### Page extract
The inflammatory response is an excessive immune response; both LPS and dextran sodium sulfate (DSS) induce inflammatory responses. Jeong et al., [74] showed that fucoidan significantly inhibited LPS-induced secretion of pro-inflammatory mediators, including NO, PGE2, TNF-α, and IL-1β, without any remarkable cytotoxicity. Fucoidan also inhibited NF-κB translocation from the cytoplasm to the nucleus and attenuated LPS-induced intracellular ROS production in RAW 264.7 macrophage-like cells. The pro-inflammatory cytokine IL-6 is highly expressed in the serum of patients with Crohn’s disease (CD), and blocking IL-6 expression may provide benefit to patients with CD. It has been shown that IL-6 plays an important role in colitis in mice and accordingly, inhibition of IL-6 secretion plays a key role in the treatment of intestinal inflammation [101]. In a mouse model of chronic colitis, treatment with fucoidan (Cladosiphon okamuranus Tokida) inhibited the activation of NF-κB pathway, thereby suppressing IL-6 synthesis and down-regulating IFN-γ expression to improve chronic colitis in rats [102]. Fucoidan (20 mg kg−1) could inhibit IL-6, TNF expression, and IFN-γ to prevent gastric inflammation associated with aspirin-induced gastric ulcers [103]. It has been reported that low concentrations of fucoidan promote the secretion of NO, iNOS, ROS, IL-1β, IL-6, IL-12, and TNF-α by macrophages, while high concentrations of fucoidan inhibit the secretion of pro-inflammatory factors and thus act as an anti-inflammatory agent [100]. Alginate oligosaccharides inhibited apoptosis and decreased IL-6 and TNF-α concentrations in TNF-α-treated IPEC-J2 cells [88]. Bioactive molecules, such as NO and TNF-α, can indirectly induce cytotoxicity, but within a certain concentration range, pro-inflammatory factors can induce other immune cells to release cytokines and participate in immune response further activating their anti-tumor function. Therefore, further studies are needed to prove whether the promotion or inhibition of pro-inflammatory cytokine secretion in the bidirectional immunomodulatory effect of brown algae-derived polysaccharides can coordinate innate immunity and inflammatory response.

### Provided records

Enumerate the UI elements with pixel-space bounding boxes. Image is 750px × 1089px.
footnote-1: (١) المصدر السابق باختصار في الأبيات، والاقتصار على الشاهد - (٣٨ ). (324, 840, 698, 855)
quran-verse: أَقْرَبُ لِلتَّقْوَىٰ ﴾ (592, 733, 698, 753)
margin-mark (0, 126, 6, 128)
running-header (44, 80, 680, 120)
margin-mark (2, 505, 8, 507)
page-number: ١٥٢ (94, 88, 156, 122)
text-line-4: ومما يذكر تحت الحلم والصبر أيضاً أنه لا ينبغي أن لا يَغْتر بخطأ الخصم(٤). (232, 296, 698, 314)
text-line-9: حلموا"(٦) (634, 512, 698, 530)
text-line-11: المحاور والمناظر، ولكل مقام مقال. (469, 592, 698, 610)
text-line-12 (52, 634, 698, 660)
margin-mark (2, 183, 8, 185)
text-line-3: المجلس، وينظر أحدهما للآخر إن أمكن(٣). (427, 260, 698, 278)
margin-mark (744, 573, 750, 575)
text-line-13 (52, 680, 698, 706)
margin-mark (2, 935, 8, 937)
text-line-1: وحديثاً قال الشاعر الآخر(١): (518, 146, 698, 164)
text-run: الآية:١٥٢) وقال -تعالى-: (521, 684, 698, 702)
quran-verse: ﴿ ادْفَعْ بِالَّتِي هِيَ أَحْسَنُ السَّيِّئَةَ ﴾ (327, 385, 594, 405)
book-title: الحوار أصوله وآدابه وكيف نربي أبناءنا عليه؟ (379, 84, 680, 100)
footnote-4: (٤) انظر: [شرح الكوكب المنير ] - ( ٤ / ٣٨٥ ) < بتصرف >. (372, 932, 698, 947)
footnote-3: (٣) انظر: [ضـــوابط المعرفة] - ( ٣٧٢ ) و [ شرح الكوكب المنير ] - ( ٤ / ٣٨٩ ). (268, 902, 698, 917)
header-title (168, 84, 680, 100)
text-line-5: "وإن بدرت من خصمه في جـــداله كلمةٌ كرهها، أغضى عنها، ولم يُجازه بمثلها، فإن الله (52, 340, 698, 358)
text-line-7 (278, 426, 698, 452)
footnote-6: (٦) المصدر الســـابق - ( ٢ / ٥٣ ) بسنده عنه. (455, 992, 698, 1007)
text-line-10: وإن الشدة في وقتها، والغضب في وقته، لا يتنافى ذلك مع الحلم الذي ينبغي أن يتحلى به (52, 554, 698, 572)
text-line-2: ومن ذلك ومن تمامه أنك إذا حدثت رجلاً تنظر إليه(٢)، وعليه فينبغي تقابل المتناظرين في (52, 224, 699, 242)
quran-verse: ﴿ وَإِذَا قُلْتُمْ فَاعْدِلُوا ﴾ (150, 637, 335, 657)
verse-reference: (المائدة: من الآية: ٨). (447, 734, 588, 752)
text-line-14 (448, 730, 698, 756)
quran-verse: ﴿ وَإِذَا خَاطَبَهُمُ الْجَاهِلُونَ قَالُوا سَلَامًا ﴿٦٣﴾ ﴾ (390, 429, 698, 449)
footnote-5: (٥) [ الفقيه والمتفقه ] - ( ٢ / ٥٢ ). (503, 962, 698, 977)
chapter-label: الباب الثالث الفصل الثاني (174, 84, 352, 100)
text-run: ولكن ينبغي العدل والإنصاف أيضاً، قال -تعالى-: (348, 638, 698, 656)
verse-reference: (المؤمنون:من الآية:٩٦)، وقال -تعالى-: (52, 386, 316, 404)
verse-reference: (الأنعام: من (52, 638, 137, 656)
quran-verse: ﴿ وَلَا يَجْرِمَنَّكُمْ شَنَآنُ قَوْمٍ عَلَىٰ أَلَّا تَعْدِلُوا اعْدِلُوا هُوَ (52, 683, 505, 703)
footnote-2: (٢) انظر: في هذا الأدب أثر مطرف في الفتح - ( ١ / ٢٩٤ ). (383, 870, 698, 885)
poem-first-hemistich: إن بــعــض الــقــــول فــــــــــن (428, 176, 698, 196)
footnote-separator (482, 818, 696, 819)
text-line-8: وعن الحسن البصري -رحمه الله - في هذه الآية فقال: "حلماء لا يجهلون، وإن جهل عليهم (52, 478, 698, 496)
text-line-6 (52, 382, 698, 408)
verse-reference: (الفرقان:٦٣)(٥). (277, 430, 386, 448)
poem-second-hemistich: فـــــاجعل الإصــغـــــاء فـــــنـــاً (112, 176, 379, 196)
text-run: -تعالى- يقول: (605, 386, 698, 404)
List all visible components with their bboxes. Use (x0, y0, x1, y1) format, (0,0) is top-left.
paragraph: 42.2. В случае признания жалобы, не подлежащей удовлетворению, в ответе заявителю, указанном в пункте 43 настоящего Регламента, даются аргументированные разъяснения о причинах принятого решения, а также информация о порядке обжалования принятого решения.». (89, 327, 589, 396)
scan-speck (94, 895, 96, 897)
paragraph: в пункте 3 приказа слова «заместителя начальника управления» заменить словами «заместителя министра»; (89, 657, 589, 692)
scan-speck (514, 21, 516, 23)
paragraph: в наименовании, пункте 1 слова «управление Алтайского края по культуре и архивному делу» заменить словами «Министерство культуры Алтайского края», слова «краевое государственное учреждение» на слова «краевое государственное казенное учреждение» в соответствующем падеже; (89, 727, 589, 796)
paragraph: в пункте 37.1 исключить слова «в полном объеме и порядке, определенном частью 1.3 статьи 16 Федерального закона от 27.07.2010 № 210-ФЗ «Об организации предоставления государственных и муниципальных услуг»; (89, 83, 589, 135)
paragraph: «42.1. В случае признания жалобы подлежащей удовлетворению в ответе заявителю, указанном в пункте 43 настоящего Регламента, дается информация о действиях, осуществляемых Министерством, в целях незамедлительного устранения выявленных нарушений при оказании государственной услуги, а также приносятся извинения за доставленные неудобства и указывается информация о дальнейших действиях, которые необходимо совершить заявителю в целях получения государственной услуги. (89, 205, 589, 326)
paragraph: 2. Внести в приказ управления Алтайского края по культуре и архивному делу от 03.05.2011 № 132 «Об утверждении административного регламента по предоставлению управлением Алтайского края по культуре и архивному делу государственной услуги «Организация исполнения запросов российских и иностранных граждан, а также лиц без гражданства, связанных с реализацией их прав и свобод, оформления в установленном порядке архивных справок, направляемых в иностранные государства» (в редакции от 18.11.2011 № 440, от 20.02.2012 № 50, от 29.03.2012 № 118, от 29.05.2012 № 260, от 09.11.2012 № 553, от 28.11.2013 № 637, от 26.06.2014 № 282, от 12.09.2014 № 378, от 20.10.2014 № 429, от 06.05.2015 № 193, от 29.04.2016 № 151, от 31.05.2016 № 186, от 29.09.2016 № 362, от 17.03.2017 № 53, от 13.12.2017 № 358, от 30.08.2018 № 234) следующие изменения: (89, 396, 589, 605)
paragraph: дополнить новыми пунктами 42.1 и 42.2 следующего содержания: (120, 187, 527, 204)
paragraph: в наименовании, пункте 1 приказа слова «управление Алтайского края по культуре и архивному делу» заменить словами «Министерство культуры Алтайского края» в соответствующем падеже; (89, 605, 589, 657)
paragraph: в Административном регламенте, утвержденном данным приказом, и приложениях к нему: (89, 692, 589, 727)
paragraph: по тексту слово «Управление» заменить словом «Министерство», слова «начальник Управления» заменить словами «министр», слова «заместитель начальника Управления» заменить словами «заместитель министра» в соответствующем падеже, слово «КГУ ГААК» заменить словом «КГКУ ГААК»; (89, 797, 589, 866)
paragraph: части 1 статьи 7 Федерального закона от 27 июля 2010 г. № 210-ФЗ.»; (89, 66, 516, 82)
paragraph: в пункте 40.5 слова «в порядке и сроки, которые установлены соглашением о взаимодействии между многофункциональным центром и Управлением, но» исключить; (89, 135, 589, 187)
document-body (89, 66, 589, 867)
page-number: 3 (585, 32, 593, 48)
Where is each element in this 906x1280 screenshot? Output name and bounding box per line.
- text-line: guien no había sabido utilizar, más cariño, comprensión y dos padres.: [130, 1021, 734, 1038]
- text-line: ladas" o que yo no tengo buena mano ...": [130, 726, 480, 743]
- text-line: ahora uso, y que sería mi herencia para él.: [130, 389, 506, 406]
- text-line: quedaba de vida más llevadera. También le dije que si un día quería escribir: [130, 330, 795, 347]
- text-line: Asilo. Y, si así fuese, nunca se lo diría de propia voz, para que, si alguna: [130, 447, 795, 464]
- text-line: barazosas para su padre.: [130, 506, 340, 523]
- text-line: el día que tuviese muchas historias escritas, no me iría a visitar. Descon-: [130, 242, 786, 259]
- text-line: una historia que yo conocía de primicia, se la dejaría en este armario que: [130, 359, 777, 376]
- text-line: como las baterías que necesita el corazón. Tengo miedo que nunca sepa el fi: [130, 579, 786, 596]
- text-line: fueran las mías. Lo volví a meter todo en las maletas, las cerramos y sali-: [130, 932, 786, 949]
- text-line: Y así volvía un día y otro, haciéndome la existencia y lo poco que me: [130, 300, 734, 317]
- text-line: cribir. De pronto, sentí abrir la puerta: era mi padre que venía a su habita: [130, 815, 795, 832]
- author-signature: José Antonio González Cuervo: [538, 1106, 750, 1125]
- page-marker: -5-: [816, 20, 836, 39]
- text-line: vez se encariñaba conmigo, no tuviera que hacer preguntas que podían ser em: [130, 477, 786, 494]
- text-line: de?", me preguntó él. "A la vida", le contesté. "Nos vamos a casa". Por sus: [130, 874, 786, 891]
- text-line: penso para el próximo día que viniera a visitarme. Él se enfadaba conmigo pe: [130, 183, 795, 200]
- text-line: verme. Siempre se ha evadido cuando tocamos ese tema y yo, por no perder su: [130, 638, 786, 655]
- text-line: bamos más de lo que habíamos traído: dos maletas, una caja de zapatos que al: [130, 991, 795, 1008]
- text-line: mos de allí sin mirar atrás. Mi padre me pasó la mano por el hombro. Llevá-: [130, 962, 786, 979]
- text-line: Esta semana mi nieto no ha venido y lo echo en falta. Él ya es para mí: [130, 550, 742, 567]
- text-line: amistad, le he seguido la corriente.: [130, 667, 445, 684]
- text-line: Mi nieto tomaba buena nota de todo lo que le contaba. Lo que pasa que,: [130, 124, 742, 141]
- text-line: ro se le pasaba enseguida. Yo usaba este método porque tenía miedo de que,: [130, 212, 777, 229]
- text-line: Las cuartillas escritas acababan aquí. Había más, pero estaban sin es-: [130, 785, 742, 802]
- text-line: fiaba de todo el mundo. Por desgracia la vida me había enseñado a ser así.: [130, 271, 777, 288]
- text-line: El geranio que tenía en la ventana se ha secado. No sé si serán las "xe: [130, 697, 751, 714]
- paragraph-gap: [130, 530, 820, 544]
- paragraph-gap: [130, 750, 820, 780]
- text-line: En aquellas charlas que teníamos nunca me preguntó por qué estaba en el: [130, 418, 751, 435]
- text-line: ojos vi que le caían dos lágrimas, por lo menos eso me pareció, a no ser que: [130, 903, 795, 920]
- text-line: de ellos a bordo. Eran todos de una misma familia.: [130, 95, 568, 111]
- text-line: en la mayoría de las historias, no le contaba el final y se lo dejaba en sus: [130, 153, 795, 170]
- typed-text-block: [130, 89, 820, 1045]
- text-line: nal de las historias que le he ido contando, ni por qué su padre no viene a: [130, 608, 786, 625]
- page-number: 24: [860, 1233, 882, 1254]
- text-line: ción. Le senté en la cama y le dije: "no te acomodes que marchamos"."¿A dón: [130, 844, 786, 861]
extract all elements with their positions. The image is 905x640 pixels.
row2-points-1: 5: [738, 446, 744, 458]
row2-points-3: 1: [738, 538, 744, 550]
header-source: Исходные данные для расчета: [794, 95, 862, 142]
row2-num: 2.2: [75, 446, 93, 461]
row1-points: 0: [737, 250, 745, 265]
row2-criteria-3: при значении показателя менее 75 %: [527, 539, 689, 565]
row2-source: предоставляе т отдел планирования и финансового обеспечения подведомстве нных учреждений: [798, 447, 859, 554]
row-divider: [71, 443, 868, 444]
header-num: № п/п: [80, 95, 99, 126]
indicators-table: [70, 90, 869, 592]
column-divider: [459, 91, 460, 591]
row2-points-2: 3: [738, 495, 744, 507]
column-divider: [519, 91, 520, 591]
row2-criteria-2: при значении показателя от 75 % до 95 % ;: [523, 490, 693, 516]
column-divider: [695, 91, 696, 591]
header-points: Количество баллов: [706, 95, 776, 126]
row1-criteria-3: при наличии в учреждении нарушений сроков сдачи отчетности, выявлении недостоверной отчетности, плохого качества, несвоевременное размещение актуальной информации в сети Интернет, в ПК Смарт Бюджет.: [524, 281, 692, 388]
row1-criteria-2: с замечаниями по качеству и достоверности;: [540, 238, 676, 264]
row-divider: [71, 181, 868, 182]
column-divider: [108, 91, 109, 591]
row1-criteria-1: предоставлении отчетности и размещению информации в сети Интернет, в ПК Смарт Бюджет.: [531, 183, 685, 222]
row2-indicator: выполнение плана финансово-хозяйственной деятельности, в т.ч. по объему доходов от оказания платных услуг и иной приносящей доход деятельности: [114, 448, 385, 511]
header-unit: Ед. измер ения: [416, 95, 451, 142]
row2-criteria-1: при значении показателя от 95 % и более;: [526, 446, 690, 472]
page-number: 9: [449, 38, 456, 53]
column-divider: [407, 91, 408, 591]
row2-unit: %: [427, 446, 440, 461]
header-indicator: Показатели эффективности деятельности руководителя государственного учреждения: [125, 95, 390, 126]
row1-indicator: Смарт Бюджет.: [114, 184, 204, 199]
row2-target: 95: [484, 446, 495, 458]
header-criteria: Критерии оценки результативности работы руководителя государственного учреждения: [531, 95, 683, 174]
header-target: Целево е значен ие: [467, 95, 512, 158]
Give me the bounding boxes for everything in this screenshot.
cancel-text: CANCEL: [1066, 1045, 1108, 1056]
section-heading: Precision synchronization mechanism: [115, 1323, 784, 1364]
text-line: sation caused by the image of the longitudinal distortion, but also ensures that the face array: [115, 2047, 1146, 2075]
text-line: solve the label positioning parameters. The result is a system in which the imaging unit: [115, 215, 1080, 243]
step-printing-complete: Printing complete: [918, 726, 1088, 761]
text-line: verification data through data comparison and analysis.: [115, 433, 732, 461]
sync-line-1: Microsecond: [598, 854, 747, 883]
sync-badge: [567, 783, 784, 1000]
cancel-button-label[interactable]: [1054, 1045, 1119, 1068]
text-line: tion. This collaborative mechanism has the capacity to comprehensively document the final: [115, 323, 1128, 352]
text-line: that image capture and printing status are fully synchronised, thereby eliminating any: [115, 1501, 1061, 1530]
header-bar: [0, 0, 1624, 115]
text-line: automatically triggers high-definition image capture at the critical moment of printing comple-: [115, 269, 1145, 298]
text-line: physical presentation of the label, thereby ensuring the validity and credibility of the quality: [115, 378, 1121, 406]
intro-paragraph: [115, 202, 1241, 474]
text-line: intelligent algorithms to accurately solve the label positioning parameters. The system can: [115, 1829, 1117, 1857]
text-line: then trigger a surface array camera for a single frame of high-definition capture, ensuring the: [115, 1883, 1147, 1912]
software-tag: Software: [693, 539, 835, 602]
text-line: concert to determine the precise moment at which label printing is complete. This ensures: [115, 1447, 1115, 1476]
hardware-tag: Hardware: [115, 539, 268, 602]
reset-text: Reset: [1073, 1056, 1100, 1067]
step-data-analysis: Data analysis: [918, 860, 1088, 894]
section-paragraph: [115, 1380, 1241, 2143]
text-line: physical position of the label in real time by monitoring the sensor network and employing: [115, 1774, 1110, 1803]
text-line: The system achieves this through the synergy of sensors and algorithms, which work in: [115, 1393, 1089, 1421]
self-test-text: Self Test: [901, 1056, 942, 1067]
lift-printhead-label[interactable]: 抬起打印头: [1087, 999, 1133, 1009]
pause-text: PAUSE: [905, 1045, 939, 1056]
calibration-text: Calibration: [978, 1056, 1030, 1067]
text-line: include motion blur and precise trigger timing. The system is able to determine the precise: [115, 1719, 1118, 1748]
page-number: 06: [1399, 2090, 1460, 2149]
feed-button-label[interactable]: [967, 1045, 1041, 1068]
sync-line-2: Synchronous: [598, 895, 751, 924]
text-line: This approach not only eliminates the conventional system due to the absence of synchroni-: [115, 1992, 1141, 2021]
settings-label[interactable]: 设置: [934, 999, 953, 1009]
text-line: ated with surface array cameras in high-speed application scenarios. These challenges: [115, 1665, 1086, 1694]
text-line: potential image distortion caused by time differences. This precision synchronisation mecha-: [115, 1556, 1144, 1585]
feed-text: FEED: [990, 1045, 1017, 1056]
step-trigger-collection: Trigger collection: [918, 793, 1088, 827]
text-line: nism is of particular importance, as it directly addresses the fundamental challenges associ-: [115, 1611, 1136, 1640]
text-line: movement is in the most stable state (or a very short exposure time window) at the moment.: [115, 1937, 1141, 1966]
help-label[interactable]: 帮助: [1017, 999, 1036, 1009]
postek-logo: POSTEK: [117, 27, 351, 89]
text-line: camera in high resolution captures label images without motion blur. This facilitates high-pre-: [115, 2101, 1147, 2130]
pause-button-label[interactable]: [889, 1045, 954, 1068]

### Try it
Condense the paragraph of the page extract beginning "The inflammatory response is an excessive immune response" into a bulleted list, keeping its main facts. The lines above are separate material and have nothing to do with the page extract.

### Exercise output
- LPS and dextran sodium sulfate (DSS) both induce inflammatory responses, which are excessive immune responses.
- In RAW 264.7 macrophage-like cells, fucoidan strongly inhibited LPS-induced secretion of NO, PGE2, TNF-α, and IL-1β without notable cytotoxicity. It also blocked NF-κB translocation to the nucleus and reduced LPS-induced ROS production.
- IL-6 is highly expressed in the serum of Crohn's disease patients. It plays an important role in mouse colitis, so inhibiting its secretion is key to treating intestinal inflammation.
- In a chronic colitis model, fucoidan from Cladosiphon okamuranus Tokida inhibited NF-κB activation, suppressing IL-6 and down-regulating IFN-γ.
- Fucoidan at 20 mg kg−1 inhibited IL-6, TNF, and IFN-γ, preventing gastric inflammation linked to aspirin-induced ulcers.
- Low concentrations of fucoidan promote macrophage secretion of pro-inflammatory factors (NO, iNOS, ROS, IL-1β, IL-6, IL-12, TNF-α), while high concentrations inhibit them.
- Alginate oligosaccharides inhibited apoptosis and lowered IL-6 and TNF-α in TNF-α-treated IPEC-J2 cells.
- NO and TNF-α can indirectly cause cytotoxicity. Within a certain range, however, pro-inflammatory factors can prompt other immune cells to release cytokines and boost anti-tumor function.
- Further studies are needed to show whether the bidirectional immunomodulatory effect of brown algae-derived polysaccharides can coordinate innate immunity and inflammatory response.